* _Problem_
Copy, from the entries below, each line in which the string "könnte" appears.

-- begin Recorded data --

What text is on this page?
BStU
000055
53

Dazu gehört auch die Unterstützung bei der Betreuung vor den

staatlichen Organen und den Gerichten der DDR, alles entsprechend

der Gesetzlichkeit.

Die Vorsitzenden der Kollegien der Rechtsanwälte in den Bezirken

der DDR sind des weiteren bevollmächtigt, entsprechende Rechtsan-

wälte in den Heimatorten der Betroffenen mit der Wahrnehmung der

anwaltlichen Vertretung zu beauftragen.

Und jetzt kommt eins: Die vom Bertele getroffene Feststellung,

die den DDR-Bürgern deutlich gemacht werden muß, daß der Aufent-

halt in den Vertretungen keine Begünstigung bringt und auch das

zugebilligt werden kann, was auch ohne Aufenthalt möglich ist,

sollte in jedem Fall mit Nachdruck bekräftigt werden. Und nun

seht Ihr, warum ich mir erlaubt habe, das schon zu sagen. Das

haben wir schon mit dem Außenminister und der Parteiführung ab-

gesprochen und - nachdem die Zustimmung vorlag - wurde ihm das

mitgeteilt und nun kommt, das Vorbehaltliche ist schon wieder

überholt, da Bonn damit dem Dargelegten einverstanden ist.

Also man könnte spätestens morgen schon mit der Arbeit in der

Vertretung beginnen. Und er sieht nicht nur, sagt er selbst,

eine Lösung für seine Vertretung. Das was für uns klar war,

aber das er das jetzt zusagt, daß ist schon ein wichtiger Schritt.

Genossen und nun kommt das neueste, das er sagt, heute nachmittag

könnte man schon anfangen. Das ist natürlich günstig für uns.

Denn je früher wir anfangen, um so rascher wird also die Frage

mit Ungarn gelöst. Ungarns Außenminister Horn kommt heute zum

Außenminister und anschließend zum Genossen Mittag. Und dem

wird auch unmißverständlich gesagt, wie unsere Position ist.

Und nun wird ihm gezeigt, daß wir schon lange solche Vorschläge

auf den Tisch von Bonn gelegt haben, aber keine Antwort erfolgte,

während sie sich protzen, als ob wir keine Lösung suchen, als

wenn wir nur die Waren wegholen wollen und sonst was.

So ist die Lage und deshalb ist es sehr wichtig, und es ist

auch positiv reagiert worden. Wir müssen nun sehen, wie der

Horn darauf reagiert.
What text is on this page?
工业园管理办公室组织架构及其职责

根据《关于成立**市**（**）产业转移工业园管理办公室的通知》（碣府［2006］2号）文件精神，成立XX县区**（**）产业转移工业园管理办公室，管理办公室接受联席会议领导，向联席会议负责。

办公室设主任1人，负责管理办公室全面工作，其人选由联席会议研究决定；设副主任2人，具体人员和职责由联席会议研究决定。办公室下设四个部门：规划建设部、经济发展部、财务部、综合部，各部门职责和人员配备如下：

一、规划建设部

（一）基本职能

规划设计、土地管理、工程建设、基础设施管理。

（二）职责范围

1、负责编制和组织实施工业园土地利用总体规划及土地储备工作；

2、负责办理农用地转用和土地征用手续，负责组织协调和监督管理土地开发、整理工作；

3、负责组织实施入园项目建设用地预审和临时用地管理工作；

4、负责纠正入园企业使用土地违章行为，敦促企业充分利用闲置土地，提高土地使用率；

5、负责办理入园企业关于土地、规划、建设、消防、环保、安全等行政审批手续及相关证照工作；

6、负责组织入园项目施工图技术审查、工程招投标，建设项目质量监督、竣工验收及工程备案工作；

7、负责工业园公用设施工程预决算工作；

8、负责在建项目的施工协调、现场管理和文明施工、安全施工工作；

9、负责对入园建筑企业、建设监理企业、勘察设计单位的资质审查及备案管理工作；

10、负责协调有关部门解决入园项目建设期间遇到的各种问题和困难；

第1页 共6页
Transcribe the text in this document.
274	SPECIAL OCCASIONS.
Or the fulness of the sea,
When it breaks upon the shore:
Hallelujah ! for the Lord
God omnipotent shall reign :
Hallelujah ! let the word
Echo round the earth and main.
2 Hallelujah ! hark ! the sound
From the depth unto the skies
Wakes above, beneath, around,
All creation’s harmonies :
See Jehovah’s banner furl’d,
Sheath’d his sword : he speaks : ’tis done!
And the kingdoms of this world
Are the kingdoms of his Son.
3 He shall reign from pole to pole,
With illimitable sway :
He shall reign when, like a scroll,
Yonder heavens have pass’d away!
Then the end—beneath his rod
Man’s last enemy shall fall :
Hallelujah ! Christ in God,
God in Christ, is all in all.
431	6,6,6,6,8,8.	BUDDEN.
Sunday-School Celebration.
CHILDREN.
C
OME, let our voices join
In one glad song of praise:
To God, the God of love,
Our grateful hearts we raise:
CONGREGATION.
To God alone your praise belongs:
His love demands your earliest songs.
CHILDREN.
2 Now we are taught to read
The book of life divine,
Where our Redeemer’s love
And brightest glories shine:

-- end Recorded data --

* _Task solution_
Also man könnte spätestens morgen schon mit der Arbeit in der
könnte man schon anfangen. Das ist natürlich günstig für uns.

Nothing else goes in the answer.